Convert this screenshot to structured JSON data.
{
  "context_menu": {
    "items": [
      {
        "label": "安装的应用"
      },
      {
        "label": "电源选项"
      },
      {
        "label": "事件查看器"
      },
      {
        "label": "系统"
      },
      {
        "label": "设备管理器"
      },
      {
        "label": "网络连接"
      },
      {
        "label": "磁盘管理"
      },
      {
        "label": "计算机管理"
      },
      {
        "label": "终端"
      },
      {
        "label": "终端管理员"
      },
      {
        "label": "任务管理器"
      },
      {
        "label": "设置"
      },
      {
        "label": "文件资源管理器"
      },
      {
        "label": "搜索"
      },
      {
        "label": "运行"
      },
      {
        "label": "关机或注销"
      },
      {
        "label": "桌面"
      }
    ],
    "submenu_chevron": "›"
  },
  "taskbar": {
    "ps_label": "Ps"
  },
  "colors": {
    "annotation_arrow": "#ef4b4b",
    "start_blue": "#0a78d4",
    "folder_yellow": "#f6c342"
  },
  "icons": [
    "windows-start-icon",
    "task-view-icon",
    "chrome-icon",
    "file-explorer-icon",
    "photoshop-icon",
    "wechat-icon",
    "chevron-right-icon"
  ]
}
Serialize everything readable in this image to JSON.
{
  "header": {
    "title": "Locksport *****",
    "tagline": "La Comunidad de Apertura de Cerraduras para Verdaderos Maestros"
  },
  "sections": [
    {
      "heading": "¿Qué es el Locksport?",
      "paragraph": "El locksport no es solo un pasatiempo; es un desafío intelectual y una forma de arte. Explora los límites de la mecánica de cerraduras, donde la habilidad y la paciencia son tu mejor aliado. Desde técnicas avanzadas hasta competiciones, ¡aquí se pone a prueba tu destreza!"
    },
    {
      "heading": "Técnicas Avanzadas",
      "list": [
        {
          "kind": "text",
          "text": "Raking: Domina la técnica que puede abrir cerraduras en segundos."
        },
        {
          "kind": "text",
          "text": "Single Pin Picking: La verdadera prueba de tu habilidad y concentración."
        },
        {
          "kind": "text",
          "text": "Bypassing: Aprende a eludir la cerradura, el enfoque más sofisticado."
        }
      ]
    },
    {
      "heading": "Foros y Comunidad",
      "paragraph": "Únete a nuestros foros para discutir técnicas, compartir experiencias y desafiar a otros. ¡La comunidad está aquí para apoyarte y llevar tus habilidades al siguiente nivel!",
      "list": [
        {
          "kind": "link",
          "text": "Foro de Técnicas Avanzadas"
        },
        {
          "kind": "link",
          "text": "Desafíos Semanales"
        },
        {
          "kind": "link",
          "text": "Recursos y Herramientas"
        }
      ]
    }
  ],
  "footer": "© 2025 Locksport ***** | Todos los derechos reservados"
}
□ □ □ □ □
> **WHAT TO WORK ON**:
Select and copy every line from the records that includes the word "aquí".

> **FULL OUTPUT**:
      "paragraph": "El locksport no es solo un pasatiempo; es un desafío intelectual y una forma de arte. Explora los límites de la mecánica de cerraduras, donde la habilidad y la paciencia son tu mejor aliado. Desde técnicas avanzadas hasta competiciones, ¡aquí se pone a prueba tu destreza!"
      "paragraph": "Únete a nuestros foros para discutir técnicas, compartir experiencias y desafiar a otros. ¡La comunidad está aquí para apoyarte y llevar tus habilidades al siguiente nivel!",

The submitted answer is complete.